> _Challenge_
Gather up the lines with the word "What" in them.

##### Data for this task

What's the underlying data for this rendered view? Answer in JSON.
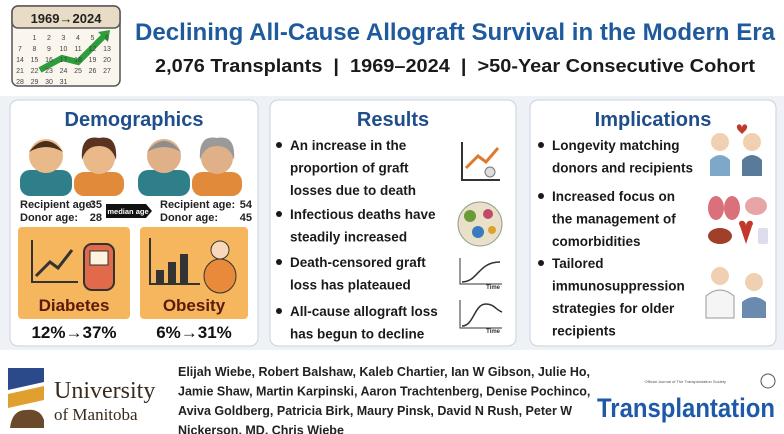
{
  "header": {
    "calendar": "1969→2024",
    "days": [
      "1",
      "2",
      "3",
      "4",
      "5",
      "6",
      "7",
      "8",
      "9",
      "10",
      "11",
      "12",
      "13",
      "14",
      "15",
      "16",
      "17",
      "18",
      "19",
      "20",
      "21",
      "22",
      "23",
      "24",
      "25",
      "26",
      "27",
      "28",
      "29",
      "30",
      "31"
    ],
    "title": "Declining All-Cause Allograft Survival in the Modern Era",
    "subtitle": "2,076 Transplants  |  1969–2024  |  >50-Year Consecutive Cohort"
  },
  "demographics": {
    "title": "Demographics",
    "early": {
      "recipient_label": "Recipient age:",
      "recipient_age": "35",
      "donor_label": "Donor age:",
      "donor_age": "28"
    },
    "median_label": "median age",
    "late": {
      "recipient_label": "Recipient age:",
      "recipient_age": "54",
      "donor_label": "Donor age:",
      "donor_age": "45"
    },
    "diabetes": {
      "label": "Diabetes",
      "change": "12%→37%"
    },
    "obesity": {
      "label": "Obesity",
      "change": "6%→31%"
    }
  },
  "results": {
    "title": "Results",
    "items": [
      [
        "An increase in the",
        "proportion of graft",
        "losses due to death"
      ],
      [
        "Infectious deaths have",
        "steadily increased"
      ],
      [
        "Death-censored graft",
        "loss has plateaued"
      ],
      [
        "All-cause allograft loss",
        "has begun to decline"
      ]
    ],
    "axis_label": "Time"
  },
  "implications": {
    "title": "Implications",
    "items": [
      [
        "Longevity matching",
        "donors and recipients"
      ],
      [
        "Increased focus on",
        "the management of",
        "comorbidities"
      ],
      [
        "Tailored",
        "immunosuppression",
        "strategies for older",
        "recipients"
      ]
    ]
  },
  "footer": {
    "university": "University",
    "university_sub": "of Manitoba",
    "authors": [
      "Elijah Wiebe, Robert Balshaw, Kaleb Chartier, Ian W Gibson, Julie Ho,",
      "Jamie Shaw, Martin Karpinski, Aaron Trachtenberg, Denise Pochinco,",
      "Aviva Goldberg, Patricia Birk, Maury Pinsk, David N Rush, Peter W",
      "Nickerson, MD, Chris Wiebe"
    ],
    "journal_note": "Official Journal of The Transplantation Society",
    "journal": "Transplantation"
  }
}
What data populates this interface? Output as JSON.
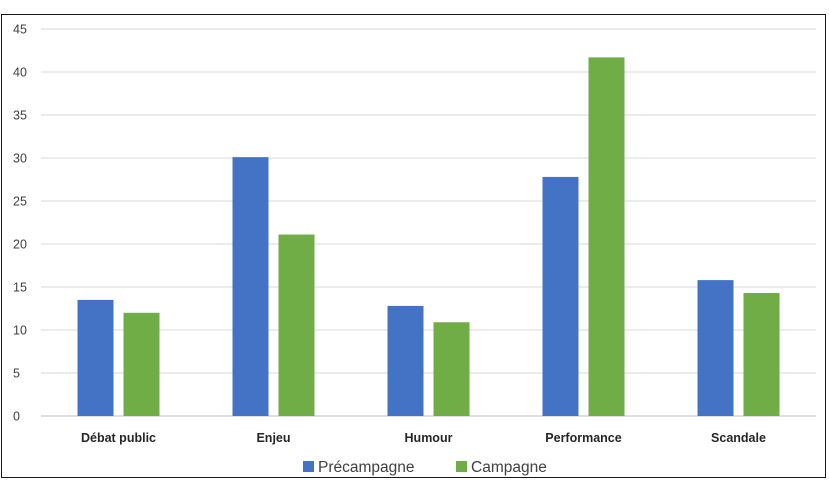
{
  "chart_data": {
    "type": "bar",
    "title": "",
    "xlabel": "",
    "ylabel": "",
    "ylim": [
      0,
      45
    ],
    "yticks": [
      0,
      5,
      10,
      15,
      20,
      25,
      30,
      35,
      40,
      45
    ],
    "grid": true,
    "legend_position": "bottom",
    "categories": [
      "Débat public",
      "Enjeu",
      "Humour",
      "Performance",
      "Scandale"
    ],
    "series": [
      {
        "name": "Précampagne",
        "color": "#4472C4",
        "values": [
          13.5,
          30.1,
          12.8,
          27.8,
          15.8
        ]
      },
      {
        "name": "Campagne",
        "color": "#70AD47",
        "values": [
          12.0,
          21.1,
          10.9,
          41.7,
          14.3
        ]
      }
    ]
  }
}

##########

> _Full solution_
What's the underlying data for this rendered view? Answer in JSON.
What data populates this interface? Output as JSON.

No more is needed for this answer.